→ **Esercizio**
Stampa senza alcuna modifica il tratto del brano fornito che va da "Chef Citino si" fino a "con obiettivi ambiziosi." incluso.

Chef Citino si racconta Onesto, trasparente, ricco di testimonianze vissute in prima persona e raccontate con passione. Così, in sintesi, il libro scritto da Michelangelo Citino, lo chef che, nel suo ristorante sito all’interno dell’aerostazione di Linate, propone a clienti e gourmet il suo percorso di alta qualità, fatto di piatti che si fanno comprendere, per gusto, sapori, estetica, leggerezza e equilibrio. Impreziosito dalle ricette originali dell’autore, il volume è uno strumento di conoscenza e approfondimento dedicato a chef professionisti ma, soprattutto a chi, fra le mura domestiche, vuole mettersi alla prova con obiettivi ambiziosi.
Guida ai vini lombardi 233 aziende recensite, ognuna con la propria filosofia produttiva, che vanno a rappresentare il meglio della produzione lombarda. Tra le novità dell’edizione 2018, che ha coinvolto 108 degustatori (ogni bottiglia è stata valutata da tre diverse commissioni, al fine di garantire l’imparzialità del giudizio) la web app innovata e ottimizzata per essere visualizzata al meglio su pc, smartphone e tablet. A testimoniare la qualità della produzione lombarda, quest’anno sono state assegnate 50 “Rose Camune d’Oro”, ossia il riconoscimento dedicato a quei vini di grande qualità, in cui è riconosciuta anche la coerenza produttiva delle aziende, soprattutto se questa è orientata alla valorizzazione del vitigno.

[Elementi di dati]
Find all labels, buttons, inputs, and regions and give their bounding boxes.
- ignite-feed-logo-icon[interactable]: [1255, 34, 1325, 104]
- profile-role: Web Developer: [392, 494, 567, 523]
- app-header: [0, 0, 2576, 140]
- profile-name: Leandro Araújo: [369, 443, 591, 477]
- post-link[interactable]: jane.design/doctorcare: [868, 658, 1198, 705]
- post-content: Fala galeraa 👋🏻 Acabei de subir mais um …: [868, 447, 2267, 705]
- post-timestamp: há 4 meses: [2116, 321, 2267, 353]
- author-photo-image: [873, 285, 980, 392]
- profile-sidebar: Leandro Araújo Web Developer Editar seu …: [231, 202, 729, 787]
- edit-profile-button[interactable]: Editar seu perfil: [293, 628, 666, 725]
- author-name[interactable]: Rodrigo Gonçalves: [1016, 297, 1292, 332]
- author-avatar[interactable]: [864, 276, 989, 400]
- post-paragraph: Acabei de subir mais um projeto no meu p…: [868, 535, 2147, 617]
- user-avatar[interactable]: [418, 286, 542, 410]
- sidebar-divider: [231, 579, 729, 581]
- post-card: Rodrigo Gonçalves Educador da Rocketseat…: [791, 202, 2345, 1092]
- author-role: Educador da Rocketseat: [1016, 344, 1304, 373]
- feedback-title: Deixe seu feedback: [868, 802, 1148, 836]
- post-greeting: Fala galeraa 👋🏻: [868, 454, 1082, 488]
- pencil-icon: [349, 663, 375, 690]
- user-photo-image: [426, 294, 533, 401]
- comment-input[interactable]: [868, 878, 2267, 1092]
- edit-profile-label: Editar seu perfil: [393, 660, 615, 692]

→ **Risposta scritta**
Chef Citino si racconta Onesto, trasparente, ricco di testimonianze vissute in prima persona e raccontate con passione. Così, in sintesi, il libro scritto da Michelangelo Citino, lo chef che, nel suo ristorante sito all’interno dell’aerostazione di Linate, propone a clienti e gourmet il suo percorso di alta qualità, fatto di piatti che si fanno comprendere, per gusto, sapori, estetica, leggerezza e equilibrio. Impreziosito dalle ricette originali dell’autore, il volume è uno strumento di conoscenza e approfondimento dedicato a chef professionisti ma, soprattutto a chi, fra le mura domestiche, vuole mettersi alla prova con obiettivi ambiziosi.